- _Exercise_:
Find all the lines with "Level" and gather them.

- _Entries with figure data_:

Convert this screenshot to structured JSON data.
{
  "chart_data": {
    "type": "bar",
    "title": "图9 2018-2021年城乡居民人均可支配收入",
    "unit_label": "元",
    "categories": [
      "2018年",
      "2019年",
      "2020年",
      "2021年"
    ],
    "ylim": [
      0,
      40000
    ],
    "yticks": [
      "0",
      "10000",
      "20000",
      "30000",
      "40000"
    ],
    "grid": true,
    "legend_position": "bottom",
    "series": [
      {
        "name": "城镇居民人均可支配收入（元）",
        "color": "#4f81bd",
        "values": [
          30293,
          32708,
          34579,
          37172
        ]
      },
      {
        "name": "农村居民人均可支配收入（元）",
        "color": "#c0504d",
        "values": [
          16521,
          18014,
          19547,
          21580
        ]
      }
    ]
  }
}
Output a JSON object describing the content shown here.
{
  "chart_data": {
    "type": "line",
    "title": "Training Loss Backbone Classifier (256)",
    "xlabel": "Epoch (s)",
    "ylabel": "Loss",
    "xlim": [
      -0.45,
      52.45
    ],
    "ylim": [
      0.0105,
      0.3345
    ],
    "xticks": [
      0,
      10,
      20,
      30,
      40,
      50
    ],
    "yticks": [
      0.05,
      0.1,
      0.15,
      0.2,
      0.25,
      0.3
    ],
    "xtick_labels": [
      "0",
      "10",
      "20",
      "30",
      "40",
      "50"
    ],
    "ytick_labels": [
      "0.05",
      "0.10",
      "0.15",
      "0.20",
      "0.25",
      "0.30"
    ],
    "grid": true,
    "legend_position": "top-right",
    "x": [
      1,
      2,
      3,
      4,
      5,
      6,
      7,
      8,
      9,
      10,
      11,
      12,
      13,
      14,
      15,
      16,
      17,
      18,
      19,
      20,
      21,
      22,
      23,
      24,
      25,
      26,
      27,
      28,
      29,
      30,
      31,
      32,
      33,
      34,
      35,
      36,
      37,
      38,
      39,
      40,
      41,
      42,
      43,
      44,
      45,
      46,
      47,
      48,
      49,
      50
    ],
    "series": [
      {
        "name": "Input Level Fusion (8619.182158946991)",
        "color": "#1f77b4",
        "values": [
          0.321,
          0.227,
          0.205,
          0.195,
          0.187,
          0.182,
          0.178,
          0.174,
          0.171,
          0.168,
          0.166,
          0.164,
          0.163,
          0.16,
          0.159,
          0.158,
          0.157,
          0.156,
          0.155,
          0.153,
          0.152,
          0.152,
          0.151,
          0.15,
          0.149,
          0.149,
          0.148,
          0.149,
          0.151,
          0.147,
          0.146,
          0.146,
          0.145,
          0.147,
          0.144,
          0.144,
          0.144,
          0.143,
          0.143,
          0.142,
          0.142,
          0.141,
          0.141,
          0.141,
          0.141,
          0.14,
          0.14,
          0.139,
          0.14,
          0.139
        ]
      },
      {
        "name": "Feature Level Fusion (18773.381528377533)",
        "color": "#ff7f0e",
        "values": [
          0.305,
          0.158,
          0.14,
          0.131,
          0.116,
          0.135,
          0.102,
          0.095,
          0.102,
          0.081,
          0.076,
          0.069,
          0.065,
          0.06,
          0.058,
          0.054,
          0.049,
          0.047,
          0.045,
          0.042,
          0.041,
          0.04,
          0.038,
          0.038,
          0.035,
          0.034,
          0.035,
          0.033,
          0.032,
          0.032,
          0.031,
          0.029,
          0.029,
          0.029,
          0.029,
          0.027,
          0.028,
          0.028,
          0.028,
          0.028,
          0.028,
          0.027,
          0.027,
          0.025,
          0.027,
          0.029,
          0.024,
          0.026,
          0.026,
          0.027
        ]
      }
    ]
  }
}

- _Exercise solution_:
        "name": "Input Level Fusion (8619.182158946991)",
        "name": "Feature Level Fusion (18773.381528377533)",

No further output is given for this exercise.